* [Aim of the exercise]: State the number of lines in the material below that have "slab" in them, without any other text.
*** Raw records
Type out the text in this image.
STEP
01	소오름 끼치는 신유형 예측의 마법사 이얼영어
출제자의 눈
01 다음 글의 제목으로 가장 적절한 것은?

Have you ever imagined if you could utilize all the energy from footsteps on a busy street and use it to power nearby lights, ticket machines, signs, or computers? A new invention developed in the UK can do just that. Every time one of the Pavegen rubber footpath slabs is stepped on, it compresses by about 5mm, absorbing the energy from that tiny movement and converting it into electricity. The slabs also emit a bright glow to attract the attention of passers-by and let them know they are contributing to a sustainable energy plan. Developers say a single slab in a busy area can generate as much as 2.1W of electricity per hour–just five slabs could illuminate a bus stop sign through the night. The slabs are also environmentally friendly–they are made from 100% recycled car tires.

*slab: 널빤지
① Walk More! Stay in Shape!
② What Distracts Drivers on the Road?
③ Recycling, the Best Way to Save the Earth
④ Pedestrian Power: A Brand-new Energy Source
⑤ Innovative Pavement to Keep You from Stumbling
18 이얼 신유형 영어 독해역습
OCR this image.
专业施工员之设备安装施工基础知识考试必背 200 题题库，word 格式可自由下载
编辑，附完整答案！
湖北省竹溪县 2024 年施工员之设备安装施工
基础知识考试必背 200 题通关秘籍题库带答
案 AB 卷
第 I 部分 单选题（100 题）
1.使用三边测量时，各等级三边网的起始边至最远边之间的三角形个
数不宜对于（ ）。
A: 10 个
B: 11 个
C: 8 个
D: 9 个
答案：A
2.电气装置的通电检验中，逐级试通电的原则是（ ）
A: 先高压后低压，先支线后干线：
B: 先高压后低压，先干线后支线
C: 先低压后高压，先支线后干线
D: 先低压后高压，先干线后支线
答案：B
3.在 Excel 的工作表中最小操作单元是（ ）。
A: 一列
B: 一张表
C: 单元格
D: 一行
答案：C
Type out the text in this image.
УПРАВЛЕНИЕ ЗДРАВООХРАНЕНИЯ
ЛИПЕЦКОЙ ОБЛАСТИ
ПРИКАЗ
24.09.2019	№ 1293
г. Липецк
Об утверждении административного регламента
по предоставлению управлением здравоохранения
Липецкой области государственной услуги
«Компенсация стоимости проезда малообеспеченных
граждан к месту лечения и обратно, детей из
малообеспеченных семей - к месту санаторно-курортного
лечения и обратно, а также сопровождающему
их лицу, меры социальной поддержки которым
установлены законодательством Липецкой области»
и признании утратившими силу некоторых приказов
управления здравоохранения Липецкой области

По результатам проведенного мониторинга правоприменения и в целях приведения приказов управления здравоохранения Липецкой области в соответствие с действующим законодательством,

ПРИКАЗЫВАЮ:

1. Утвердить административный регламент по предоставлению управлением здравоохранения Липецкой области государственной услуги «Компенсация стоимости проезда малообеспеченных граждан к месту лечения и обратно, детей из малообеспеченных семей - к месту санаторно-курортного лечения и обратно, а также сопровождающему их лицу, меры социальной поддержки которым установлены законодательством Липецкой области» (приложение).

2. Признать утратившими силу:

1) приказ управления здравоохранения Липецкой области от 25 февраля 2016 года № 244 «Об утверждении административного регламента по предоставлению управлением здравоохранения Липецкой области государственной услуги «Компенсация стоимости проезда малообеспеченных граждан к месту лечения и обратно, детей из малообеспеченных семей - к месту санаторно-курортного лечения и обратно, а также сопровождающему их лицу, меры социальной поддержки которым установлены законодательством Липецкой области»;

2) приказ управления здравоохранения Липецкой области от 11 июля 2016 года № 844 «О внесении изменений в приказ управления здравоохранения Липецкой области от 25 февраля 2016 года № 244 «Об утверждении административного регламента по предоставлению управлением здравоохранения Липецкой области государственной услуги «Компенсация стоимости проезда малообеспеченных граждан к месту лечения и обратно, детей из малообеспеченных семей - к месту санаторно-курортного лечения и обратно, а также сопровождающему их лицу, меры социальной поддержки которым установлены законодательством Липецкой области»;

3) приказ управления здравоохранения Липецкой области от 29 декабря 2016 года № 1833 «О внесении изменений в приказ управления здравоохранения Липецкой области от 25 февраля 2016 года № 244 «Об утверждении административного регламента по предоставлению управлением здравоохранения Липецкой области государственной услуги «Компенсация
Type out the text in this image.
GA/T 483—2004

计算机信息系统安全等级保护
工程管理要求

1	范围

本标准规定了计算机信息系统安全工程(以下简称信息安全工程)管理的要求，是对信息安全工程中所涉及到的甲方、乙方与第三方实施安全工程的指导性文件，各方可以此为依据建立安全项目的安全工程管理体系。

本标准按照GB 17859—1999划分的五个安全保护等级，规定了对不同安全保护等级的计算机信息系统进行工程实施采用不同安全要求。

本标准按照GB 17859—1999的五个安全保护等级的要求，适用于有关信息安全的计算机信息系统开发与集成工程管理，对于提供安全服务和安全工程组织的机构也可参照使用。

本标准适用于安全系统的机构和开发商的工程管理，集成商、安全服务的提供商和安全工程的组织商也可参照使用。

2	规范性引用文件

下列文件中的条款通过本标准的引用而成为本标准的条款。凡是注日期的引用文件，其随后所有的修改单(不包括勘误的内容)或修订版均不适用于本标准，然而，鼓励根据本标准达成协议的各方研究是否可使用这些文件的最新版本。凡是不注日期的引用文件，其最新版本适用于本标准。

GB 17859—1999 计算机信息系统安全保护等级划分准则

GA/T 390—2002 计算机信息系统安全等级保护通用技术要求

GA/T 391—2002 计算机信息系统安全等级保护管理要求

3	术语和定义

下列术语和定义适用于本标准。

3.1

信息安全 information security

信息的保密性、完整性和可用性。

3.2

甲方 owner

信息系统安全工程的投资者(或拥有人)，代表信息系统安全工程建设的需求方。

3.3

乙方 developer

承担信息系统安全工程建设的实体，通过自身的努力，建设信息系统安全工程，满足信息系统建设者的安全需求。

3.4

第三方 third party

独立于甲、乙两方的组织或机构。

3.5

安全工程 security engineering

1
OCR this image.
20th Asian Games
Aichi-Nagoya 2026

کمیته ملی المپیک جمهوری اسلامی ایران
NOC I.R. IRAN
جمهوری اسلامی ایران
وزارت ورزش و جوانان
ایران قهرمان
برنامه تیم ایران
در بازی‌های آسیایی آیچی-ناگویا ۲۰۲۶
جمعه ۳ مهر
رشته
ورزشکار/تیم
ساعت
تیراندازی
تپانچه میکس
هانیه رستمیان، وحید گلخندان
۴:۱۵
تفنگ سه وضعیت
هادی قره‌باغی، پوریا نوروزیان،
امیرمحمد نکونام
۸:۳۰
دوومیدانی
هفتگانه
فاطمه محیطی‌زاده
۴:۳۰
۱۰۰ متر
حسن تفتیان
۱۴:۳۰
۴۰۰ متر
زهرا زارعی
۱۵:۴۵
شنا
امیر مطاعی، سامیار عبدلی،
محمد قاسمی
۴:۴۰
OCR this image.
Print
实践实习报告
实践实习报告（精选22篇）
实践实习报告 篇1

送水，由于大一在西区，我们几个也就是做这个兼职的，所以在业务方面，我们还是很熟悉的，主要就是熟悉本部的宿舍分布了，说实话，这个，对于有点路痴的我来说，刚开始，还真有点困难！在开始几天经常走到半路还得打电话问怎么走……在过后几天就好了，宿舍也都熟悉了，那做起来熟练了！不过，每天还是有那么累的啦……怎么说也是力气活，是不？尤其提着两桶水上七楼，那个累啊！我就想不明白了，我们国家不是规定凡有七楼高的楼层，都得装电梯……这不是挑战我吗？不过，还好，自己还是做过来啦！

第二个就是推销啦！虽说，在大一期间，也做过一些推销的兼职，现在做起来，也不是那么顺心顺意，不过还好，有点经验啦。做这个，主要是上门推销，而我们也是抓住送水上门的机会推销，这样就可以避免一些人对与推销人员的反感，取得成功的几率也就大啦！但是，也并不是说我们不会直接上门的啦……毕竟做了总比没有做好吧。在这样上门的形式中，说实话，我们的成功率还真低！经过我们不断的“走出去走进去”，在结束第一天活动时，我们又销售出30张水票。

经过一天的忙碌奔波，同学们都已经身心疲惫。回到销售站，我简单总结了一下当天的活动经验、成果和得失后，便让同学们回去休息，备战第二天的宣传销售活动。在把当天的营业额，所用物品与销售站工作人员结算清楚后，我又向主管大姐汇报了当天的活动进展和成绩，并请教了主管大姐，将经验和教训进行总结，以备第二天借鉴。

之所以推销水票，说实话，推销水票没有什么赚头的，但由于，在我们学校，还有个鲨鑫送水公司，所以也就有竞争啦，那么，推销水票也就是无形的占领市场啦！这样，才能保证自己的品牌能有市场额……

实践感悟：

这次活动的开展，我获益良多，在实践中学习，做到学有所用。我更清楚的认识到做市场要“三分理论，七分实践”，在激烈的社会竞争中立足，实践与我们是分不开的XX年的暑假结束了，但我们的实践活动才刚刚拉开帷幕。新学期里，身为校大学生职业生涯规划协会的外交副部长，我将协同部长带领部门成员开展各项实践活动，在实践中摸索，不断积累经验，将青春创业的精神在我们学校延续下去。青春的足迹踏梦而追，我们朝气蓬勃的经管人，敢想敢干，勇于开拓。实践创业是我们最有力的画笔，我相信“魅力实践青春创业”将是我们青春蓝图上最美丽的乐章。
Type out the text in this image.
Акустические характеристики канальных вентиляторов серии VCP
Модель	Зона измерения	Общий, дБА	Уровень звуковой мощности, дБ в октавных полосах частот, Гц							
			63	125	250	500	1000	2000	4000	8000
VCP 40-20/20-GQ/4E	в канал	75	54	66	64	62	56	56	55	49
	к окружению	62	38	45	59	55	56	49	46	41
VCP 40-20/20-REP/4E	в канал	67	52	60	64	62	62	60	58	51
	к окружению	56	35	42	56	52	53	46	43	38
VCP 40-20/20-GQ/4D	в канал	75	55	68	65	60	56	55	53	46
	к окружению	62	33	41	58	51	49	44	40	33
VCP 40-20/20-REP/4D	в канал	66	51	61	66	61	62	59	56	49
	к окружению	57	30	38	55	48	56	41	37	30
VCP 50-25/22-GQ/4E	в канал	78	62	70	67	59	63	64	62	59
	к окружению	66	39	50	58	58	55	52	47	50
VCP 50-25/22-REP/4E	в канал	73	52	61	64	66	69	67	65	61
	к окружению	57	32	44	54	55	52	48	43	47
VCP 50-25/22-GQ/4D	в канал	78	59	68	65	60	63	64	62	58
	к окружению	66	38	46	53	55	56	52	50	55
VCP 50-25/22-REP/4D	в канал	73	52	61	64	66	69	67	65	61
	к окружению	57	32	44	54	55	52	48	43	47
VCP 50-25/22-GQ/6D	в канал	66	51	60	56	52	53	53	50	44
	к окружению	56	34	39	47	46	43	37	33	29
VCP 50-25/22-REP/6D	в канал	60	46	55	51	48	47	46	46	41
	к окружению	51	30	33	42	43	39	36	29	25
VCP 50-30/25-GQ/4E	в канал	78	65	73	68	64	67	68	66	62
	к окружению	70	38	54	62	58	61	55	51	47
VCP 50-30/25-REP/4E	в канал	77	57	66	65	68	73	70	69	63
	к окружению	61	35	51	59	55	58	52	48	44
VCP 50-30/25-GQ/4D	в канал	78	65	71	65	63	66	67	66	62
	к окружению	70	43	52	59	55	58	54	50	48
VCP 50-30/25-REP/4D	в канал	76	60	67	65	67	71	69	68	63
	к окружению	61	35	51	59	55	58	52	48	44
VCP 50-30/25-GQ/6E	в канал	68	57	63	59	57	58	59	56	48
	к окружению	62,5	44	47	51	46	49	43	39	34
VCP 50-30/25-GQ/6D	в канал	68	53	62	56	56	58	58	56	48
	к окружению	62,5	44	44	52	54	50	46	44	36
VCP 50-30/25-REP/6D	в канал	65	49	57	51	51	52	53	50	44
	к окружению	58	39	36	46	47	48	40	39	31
******
* [Task response]: 2